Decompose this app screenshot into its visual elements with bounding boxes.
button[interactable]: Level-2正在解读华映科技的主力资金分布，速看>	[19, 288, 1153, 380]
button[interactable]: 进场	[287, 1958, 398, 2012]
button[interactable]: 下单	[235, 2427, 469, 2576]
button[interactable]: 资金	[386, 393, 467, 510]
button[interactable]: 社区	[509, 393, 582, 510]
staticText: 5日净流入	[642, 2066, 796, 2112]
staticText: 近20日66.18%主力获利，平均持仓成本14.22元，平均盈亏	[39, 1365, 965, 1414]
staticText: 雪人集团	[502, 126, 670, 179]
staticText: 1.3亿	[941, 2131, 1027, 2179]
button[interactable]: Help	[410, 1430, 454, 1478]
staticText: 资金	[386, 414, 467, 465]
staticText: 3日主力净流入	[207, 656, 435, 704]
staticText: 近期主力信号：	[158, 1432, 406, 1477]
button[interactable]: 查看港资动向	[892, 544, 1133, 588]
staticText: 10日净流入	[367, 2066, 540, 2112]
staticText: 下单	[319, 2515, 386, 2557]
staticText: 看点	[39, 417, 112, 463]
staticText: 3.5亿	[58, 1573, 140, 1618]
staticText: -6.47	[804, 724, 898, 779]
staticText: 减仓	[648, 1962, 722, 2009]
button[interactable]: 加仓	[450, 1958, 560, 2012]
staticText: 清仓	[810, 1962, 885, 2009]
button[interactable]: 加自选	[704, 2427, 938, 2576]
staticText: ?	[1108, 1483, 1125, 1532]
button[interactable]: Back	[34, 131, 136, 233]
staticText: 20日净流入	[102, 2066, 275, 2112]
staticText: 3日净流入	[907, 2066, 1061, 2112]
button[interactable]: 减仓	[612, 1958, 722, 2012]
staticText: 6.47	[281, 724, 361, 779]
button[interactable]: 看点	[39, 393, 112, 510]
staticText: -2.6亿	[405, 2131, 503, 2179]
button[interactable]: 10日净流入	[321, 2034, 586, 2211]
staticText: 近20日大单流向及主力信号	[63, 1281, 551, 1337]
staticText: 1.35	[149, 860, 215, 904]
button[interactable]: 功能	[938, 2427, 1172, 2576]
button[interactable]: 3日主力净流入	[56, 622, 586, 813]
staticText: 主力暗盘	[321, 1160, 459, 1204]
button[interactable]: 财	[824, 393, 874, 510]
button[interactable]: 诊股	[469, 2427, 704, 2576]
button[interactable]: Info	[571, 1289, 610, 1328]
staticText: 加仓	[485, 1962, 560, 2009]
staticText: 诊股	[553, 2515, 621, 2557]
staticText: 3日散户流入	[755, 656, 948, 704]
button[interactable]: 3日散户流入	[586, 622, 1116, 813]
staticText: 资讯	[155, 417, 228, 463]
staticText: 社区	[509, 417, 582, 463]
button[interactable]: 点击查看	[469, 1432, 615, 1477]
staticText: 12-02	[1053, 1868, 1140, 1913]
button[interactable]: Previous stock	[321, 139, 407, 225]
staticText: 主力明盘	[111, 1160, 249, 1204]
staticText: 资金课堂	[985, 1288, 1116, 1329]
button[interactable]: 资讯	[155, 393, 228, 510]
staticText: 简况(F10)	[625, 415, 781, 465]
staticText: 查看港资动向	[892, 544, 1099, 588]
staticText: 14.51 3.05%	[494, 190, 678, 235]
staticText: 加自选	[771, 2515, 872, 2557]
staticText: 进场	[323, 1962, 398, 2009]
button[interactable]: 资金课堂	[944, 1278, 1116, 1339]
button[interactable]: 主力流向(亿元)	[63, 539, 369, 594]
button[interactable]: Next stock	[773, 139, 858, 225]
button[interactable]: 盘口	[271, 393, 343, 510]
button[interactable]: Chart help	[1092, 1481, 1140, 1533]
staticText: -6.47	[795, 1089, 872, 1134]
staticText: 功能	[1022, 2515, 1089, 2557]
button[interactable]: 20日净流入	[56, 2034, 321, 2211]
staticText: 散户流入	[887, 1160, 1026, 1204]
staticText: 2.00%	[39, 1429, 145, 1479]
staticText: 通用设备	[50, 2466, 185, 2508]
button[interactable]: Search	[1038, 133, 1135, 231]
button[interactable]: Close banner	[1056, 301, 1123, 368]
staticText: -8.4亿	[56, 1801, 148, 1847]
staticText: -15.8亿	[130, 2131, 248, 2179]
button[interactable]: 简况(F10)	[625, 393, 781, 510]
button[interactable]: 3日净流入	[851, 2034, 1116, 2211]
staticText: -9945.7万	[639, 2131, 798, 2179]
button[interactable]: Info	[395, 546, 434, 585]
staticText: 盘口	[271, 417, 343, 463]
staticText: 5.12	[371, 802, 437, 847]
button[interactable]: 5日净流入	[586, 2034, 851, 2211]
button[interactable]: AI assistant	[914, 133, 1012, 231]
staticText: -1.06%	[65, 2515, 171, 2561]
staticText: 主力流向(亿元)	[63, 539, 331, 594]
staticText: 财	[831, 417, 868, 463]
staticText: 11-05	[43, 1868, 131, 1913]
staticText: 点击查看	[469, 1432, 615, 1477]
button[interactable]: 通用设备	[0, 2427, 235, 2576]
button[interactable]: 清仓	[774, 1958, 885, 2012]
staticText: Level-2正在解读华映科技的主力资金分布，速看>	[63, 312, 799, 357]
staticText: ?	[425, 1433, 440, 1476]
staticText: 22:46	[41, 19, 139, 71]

* _Brief_
Format each line of the data above as one string in a JSON list, skipping any blank lines.

* _Full solution_
[
  "Decompose this app screenshot into its visual elements with bounding boxes.",
  "button[interactable]: Level-2正在解读华映科技的主力资金分布，速看>\t[19, 288, 1153, 380]",
  "button[interactable]: 进场\t[287, 1958, 398, 2012]",
  "button[interactable]: 下单\t[235, 2427, 469, 2576]",
  "button[interactable]: 资金\t[386, 393, 467, 510]",
  "button[interactable]: 社区\t[509, 393, 582, 510]",
  "staticText: 5日净流入\t[642, 2066, 796, 2112]",
  "staticText: 近20日66.18%主力获利，平均持仓成本14.22元，平均盈亏\t[39, 1365, 965, 1414]",
  "staticText: 雪人集团\t[502, 126, 670, 179]",
  "staticText: 1.3亿\t[941, 2131, 1027, 2179]",
  "button[interactable]: Help\t[410, 1430, 454, 1478]",
  "staticText: 资金\t[386, 414, 467, 465]",
  "staticText: 3日主力净流入\t[207, 656, 435, 704]",
  "staticText: 近期主力信号：\t[158, 1432, 406, 1477]",
  "button[interactable]: 查看港资动向\t[892, 544, 1133, 588]",
  "staticText: 10日净流入\t[367, 2066, 540, 2112]",
  "staticText: 下单\t[319, 2515, 386, 2557]",
  "staticText: 看点\t[39, 417, 112, 463]",
  "staticText: 3.5亿\t[58, 1573, 140, 1618]",
  "staticText: -6.47\t[804, 724, 898, 779]",
  "staticText: 减仓\t[648, 1962, 722, 2009]",
  "button[interactable]: 加仓\t[450, 1958, 560, 2012]",
  "staticText: 清仓\t[810, 1962, 885, 2009]",
  "button[interactable]: 加自选\t[704, 2427, 938, 2576]",
  "staticText: ?\t[1108, 1483, 1125, 1532]",
  "button[interactable]: Back\t[34, 131, 136, 233]",
  "staticText: 20日净流入\t[102, 2066, 275, 2112]",
  "staticText: 3日净流入\t[907, 2066, 1061, 2112]",
  "button[interactable]: 减仓\t[612, 1958, 722, 2012]",
  "staticText: 6.47\t[281, 724, 361, 779]",
  "button[interactable]: 看点\t[39, 393, 112, 510]",
  "staticText: -2.6亿\t[405, 2131, 503, 2179]",
  "button[interactable]: 10日净流入\t[321, 2034, 586, 2211]",
  "staticText: 近20日大单流向及主力信号\t[63, 1281, 551, 1337]",
  "staticText: 1.35\t[149, 860, 215, 904]",
  "button[interactable]: 功能\t[938, 2427, 1172, 2576]",
  "button[interactable]: 3日主力净流入\t[56, 622, 586, 813]",
  "staticText: 主力暗盘\t[321, 1160, 459, 1204]",
  "button[interactable]: 财\t[824, 393, 874, 510]",
  "button[interactable]: 诊股\t[469, 2427, 704, 2576]",
  "button[interactable]: Info\t[571, 1289, 610, 1328]",
  "staticText: 加仓\t[485, 1962, 560, 2009]",
  "staticText: 诊股\t[553, 2515, 621, 2557]",
  "staticText: 3日散户流入\t[755, 656, 948, 704]",
  "button[interactable]: 3日散户流入\t[586, 622, 1116, 813]",
  "staticText: 资讯\t[155, 417, 228, 463]",
  "staticText: 社区\t[509, 417, 582, 463]",
  "button[interactable]: 点击查看\t[469, 1432, 615, 1477]",
  "staticText: 12-02\t[1053, 1868, 1140, 1913]",
  "button[interactable]: Previous stock\t[321, 139, 407, 225]",
  "staticText: 主力明盘\t[111, 1160, 249, 1204]",
  "staticText: 资金课堂\t[985, 1288, 1116, 1329]",
  "button[interactable]: 资讯\t[155, 393, 228, 510]",
  "staticText: 简况(F10)\t[625, 415, 781, 465]",
  "staticText: 查看港资动向\t[892, 544, 1099, 588]",
  "staticText: 14.51 3.05%\t[494, 190, 678, 235]",
  "staticText: 加自选\t[771, 2515, 872, 2557]",
  "staticText: 进场\t[323, 1962, 398, 2009]",
  "button[interactable]: 资金课堂\t[944, 1278, 1116, 1339]",
  "button[interactable]: 主力流向(亿元)\t[63, 539, 369, 594]",
  "button[interactable]: Next stock\t[773, 139, 858, 225]",
  "button[interactable]: 盘口\t[271, 393, 343, 510]",
  "button[interactable]: Chart help\t[1092, 1481, 1140, 1533]",
  "staticText: -6.47\t[795, 1089, 872, 1134]",
  "staticText: 功能\t[1022, 2515, 1089, 2557]",
  "button[interactable]: 20日净流入\t[56, 2034, 321, 2211]",
  "staticText: 散户流入\t[887, 1160, 1026, 1204]",
  "staticText: 2.00%\t[39, 1429, 145, 1479]",
  "staticText: 通用设备\t[50, 2466, 185, 2508]",
  "button[interactable]: Search\t[1038, 133, 1135, 231]",
  "button[interactable]: Close banner\t[1056, 301, 1123, 368]",
  "staticText: -8.4亿\t[56, 1801, 148, 1847]",
  "staticText: -15.8亿\t[130, 2131, 248, 2179]",
  "button[interactable]: 简况(F10)\t[625, 393, 781, 510]",
  "button[interactable]: 3日净流入\t[851, 2034, 1116, 2211]",
  "staticText: -9945.7万\t[639, 2131, 798, 2179]",
  "button[interactable]: Info\t[395, 546, 434, 585]",
  "staticText: 盘口\t[271, 417, 343, 463]",
  "staticText: 5.12\t[371, 802, 437, 847]",
  "button[interactable]: 5日净流入\t[586, 2034, 851, 2211]",
  "button[interactable]: AI assistant\t[914, 133, 1012, 231]",
  "staticText: -1.06%\t[65, 2515, 171, 2561]",
  "staticText: 主力流向(亿元)\t[63, 539, 331, 594]",
  "staticText: 财\t[831, 417, 868, 463]",
  "staticText: 11-05\t[43, 1868, 131, 1913]",
  "staticText: 点击查看\t[469, 1432, 615, 1477]",
  "button[interactable]: 通用设备\t[0, 2427, 235, 2576]",
  "button[interactable]: 清仓\t[774, 1958, 885, 2012]",
  "staticText: Level-2正在解读华映科技的主力资金分布，速看>\t[63, 312, 799, 357]",
  "staticText: ?\t[425, 1433, 440, 1476]",
  "staticText: 22:46\t[41, 19, 139, 71]"
]